WHAT NEEDS TO BE DONE:
Present the following data again exactly as it is shown.

DATA EXCERPTS:

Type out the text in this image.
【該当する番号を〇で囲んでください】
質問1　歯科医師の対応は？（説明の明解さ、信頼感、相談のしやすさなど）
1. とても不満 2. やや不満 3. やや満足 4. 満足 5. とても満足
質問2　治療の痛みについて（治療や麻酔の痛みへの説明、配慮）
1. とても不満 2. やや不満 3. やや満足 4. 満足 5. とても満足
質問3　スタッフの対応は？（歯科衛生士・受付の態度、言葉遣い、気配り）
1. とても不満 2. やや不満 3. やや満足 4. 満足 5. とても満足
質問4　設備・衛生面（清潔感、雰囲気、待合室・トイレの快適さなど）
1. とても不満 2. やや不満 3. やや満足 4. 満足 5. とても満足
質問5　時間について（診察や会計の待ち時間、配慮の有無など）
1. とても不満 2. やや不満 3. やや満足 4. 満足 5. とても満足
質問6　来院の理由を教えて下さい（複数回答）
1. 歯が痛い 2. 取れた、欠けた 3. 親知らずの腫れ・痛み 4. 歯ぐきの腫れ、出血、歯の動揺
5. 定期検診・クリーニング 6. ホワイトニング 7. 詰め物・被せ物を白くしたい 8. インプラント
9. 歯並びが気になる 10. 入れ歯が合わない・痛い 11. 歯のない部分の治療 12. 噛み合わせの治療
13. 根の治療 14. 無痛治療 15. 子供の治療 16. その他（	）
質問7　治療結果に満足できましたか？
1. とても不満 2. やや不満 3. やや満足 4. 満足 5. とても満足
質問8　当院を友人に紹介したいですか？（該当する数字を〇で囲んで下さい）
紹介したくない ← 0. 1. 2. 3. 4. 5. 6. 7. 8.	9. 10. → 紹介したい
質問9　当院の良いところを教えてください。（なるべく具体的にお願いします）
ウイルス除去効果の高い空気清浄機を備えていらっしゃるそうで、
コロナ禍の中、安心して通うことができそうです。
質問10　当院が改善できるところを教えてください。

FINISHED EXERCISE:
Type out the text in this image.
【該当する番号を〇で囲んでください】
質問1　歯科医師の対応は？（説明の明解さ、信頼感、相談のしやすさなど）
1. とても不満 2. やや不満 3. やや満足 4. 満足 5. とても満足
質問2　治療の痛みについて（治療や麻酔の痛みへの説明、配慮）
1. とても不満 2. やや不満 3. やや満足 4. 満足 5. とても満足
質問3　スタッフの対応は？（歯科衛生士・受付の態度、言葉遣い、気配り）
1. とても不満 2. やや不満 3. やや満足 4. 満足 5. とても満足
質問4　設備・衛生面（清潔感、雰囲気、待合室・トイレの快適さなど）
1. とても不満 2. やや不満 3. やや満足 4. 満足 5. とても満足
質問5　時間について（診察や会計の待ち時間、配慮の有無など）
1. とても不満 2. やや不満 3. やや満足 4. 満足 5. とても満足
質問6　来院の理由を教えて下さい（複数回答）
1. 歯が痛い 2. 取れた、欠けた 3. 親知らずの腫れ・痛み 4. 歯ぐきの腫れ、出血、歯の動揺
5. 定期検診・クリーニング 6. ホワイトニング 7. 詰め物・被せ物を白くしたい 8. インプラント
9. 歯並びが気になる 10. 入れ歯が合わない・痛い 11. 歯のない部分の治療 12. 噛み合わせの治療
13. 根の治療 14. 無痛治療 15. 子供の治療 16. その他（	）
質問7　治療結果に満足できましたか？
1. とても不満 2. やや不満 3. やや満足 4. 満足 5. とても満足
質問8　当院を友人に紹介したいですか？（該当する数字を〇で囲んで下さい）
紹介したくない ← 0. 1. 2. 3. 4. 5. 6. 7. 8.	9. 10. → 紹介したい
質問9　当院の良いところを教えてください。（なるべく具体的にお願いします）
ウイルス除去効果の高い空気清浄機を備えていらっしゃるそうで、
コロナ禍の中、安心して通うことができそうです。
質問10　当院が改善できるところを教えてください。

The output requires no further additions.